--- Begin Provided information ---
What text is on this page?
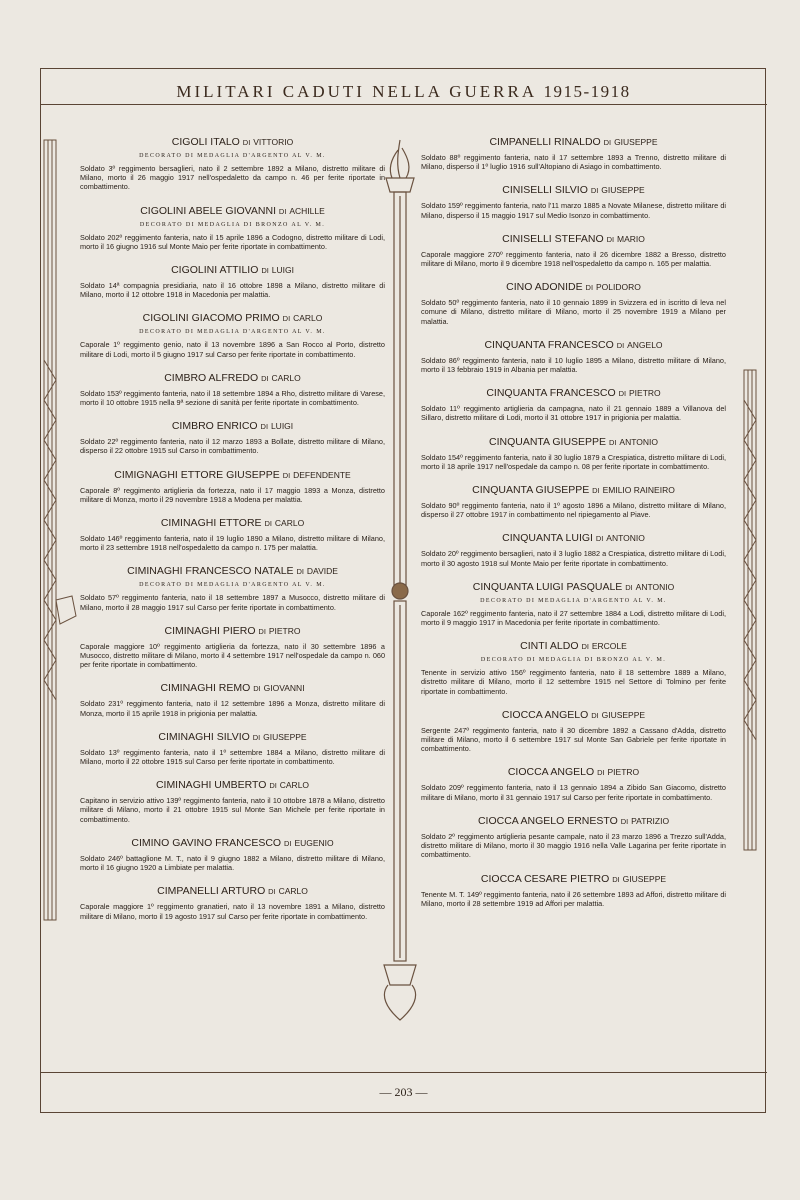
MILITARI CADUTI NELLA GUERRA 1915-1918

CIGOLI ITALO DI VITTORIO

DECORATO DI MEDAGLIA D'ARGENTO AL V. M.

Soldato 3º reggimento bersaglieri, nato il 2 settembre 1892 a Milano, distretto militare di Milano, morto il 26 maggio 1917 nell'ospedaletto da campo n. 46 per ferite riportate in combattimento.

CIGOLINI ABELE GIOVANNI DI ACHILLE

DECORATO DI MEDAGLIA DI BRONZO AL V. M.

Soldato 202º reggimento fanteria, nato il 15 aprile 1896 a Codogno, distretto militare di Lodi, morto il 16 giugno 1916 sul Monte Maio per ferite riportate in combattimento.

CIGOLINI ATTILIO DI LUIGI

Soldato 14ª compagnia presidiaria, nato il 16 ottobre 1898 a Milano, distretto militare di Milano, morto il 12 ottobre 1918 in Macedonia per malattia.

CIGOLINI GIACOMO PRIMO DI CARLO

DECORATO DI MEDAGLIA D'ARGENTO AL V. M.

Caporale 1º reggimento genio, nato il 13 novembre 1896 a San Rocco al Porto, distretto militare di Lodi, morto il 5 giugno 1917 sul Carso per ferite riportate in combattimento.

CIMBRO ALFREDO DI CARLO

Soldato 153º reggimento fanteria, nato il 18 settembre 1894 a Rho, distretto militare di Varese, morto il 10 ottobre 1915 nella 9ª sezione di sanità per ferite riportate in combattimento.

CIMBRO ENRICO DI LUIGI

Soldato 22º reggimento fanteria, nato il 12 marzo 1893 a Bollate, distretto militare di Milano, disperso il 22 ottobre 1915 sul Carso in combattimento.

CIMIGNAGHI ETTORE GIUSEPPE DI DEFENDENTE

Caporale 8º reggimento artiglieria da fortezza, nato il 17 maggio 1893 a Monza, distretto militare di Monza, morto il 29 novembre 1918 a Modena per malattia.

CIMINAGHI ETTORE DI CARLO

Soldato 146º reggimento fanteria, nato il 19 luglio 1890 a Milano, distretto militare di Milano, morto il 23 settembre 1918 nell'ospedaletto da campo n. 175 per malattia.

CIMINAGHI FRANCESCO NATALE DI DAVIDE

DECORATO DI MEDAGLIA D'ARGENTO AL V. M.

Soldato 57º reggimento fanteria, nato il 18 settembre 1897 a Musocco, distretto militare di Milano, morto il 28 maggio 1917 sul Carso per ferite riportate in combattimento.

CIMINAGHI PIERO DI PIETRO

Caporale maggiore 10º reggimento artiglieria da fortezza, nato il 30 settembre 1896 a Musocco, distretto militare di Milano, morto il 4 settembre 1917 nell'ospedale da campo n. 060 per ferite riportate in combattimento.

CIMINAGHI REMO DI GIOVANNI

Soldato 231º reggimento fanteria, nato il 12 settembre 1896 a Monza, distretto militare di Monza, morto il 15 aprile 1918 in prigionia per malattia.

CIMINAGHI SILVIO DI GIUSEPPE

Soldato 13º reggimento fanteria, nato il 1º settembre 1884 a Milano, distretto militare di Milano, morto il 22 ottobre 1915 sul Carso per ferite riportate in combattimento.

CIMINAGHI UMBERTO DI CARLO

Capitano in servizio attivo 139º reggimento fanteria, nato il 10 ottobre 1878 a Milano, distretto militare di Milano, morto il 21 ottobre 1915 sul Monte San Michele per ferite riportate in combattimento.

CIMINO GAVINO FRANCESCO DI EUGENIO

Soldato 246º battaglione M. T., nato il 9 giugno 1882 a Milano, distretto militare di Milano, morto il 16 giugno 1920 a Limbiate per malattia.

CIMPANELLI ARTURO DI CARLO

Caporale maggiore 1º reggimento granatieri, nato il 13 novembre 1891 a Milano, distretto militare di Milano, morto il 19 agosto 1917 sul Carso per ferite riportate in combattimento.

CIMPANELLI RINALDO DI GIUSEPPE

Soldato 88º reggimento fanteria, nato il 17 settembre 1893 a Trenno, distretto militare di Milano, disperso il 1º luglio 1916 sull'Altopiano di Asiago in combattimento.

CINISELLI SILVIO DI GIUSEPPE

Soldato 159º reggimento fanteria, nato l'11 marzo 1885 a Novate Milanese, distretto militare di Milano, disperso il 15 maggio 1917 sul Medio Isonzo in combattimento.

CINISELLI STEFANO DI MARIO

Caporale maggiore 270º reggimento fanteria, nato il 26 dicembre 1882 a Bresso, distretto militare di Milano, morto il 9 dicembre 1918 nell'ospedaletto da campo n. 165 per malattia.

CINO ADONIDE DI POLIDORO

Soldato 50º reggimento fanteria, nato il 10 gennaio 1899 in Svizzera ed in iscritto di leva nel comune di Milano, distretto militare di Milano, morto il 25 novembre 1919 a Milano per malattia.

CINQUANTA FRANCESCO DI ANGELO

Soldato 86º reggimento fanteria, nato il 10 luglio 1895 a Milano, distretto militare di Milano, morto il 13 febbraio 1919 in Albania per malattia.

CINQUANTA FRANCESCO DI PIETRO

Soldato 11º reggimento artiglieria da campagna, nato il 21 gennaio 1889 a Villanova del Sillaro, distretto militare di Lodi, morto il 31 ottobre 1917 in prigionia per malattia.

CINQUANTA GIUSEPPE DI ANTONIO

Soldato 154º reggimento fanteria, nato il 30 luglio 1879 a Crespiatica, distretto militare di Lodi, morto il 18 aprile 1917 nell'ospedale da campo n. 08 per ferite riportate in combattimento.

CINQUANTA GIUSEPPE DI EMILIO RAINEIRO

Soldato 90º reggimento fanteria, nato il 1º agosto 1896 a Milano, distretto militare di Milano, disperso il 27 ottobre 1917 in combattimento nel ripiegamento al Piave.

CINQUANTA LUIGI DI ANTONIO

Soldato 20º reggimento bersaglieri, nato il 3 luglio 1882 a Crespiatica, distretto militare di Lodi, morto il 30 agosto 1918 sul Monte Maio per ferite riportate in combattimento.

CINQUANTA LUIGI PASQUALE DI ANTONIO

DECORATO DI MEDAGLIA D'ARGENTO AL V. M.

Caporale 162º reggimento fanteria, nato il 27 settembre 1884 a Lodi, distretto militare di Lodi, morto il 9 maggio 1917 in Macedonia per ferite riportate in combattimento.

CINTI ALDO DI ERCOLE

DECORATO DI MEDAGLIA DI BRONZO AL V. M.

Tenente in servizio attivo 156º reggimento fanteria, nato il 18 settembre 1889 a Milano, distretto militare di Milano, morto il 12 settembre 1915 nel Settore di Tolmino per ferite riportate in combattimento.

CIOCCA ANGELO DI GIUSEPPE

Sergente 247º reggimento fanteria, nato il 30 dicembre 1892 a Cassano d'Adda, distretto militare di Milano, morto il 6 settembre 1917 sul Monte San Gabriele per ferite riportate in combattimento.

CIOCCA ANGELO DI PIETRO

Soldato 209º reggimento fanteria, nato il 13 gennaio 1894 a Zibido San Giacomo, distretto militare di Milano, morto il 31 gennaio 1917 sul Carso per ferite riportate in combattimento.

CIOCCA ANGELO ERNESTO DI PATRIZIO

Soldato 2º reggimento artiglieria pesante campale, nato il 23 marzo 1896 a Trezzo sull'Adda, distretto militare di Milano, morto il 30 maggio 1916 nella Valle Lagarina per ferite riportate in combattimento.

CIOCCA CESARE PIETRO DI GIUSEPPE

Tenente M. T. 149º reggimento fanteria, nato il 26 settembre 1893 ad Affori, distretto militare di Milano, morto il 28 settembre 1919 ad Affori per malattia.

— 203 —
--- End Provided information ---
How many of the lines above include the string "disperso"? Answer with the number only.

◆ **Task answer**: 4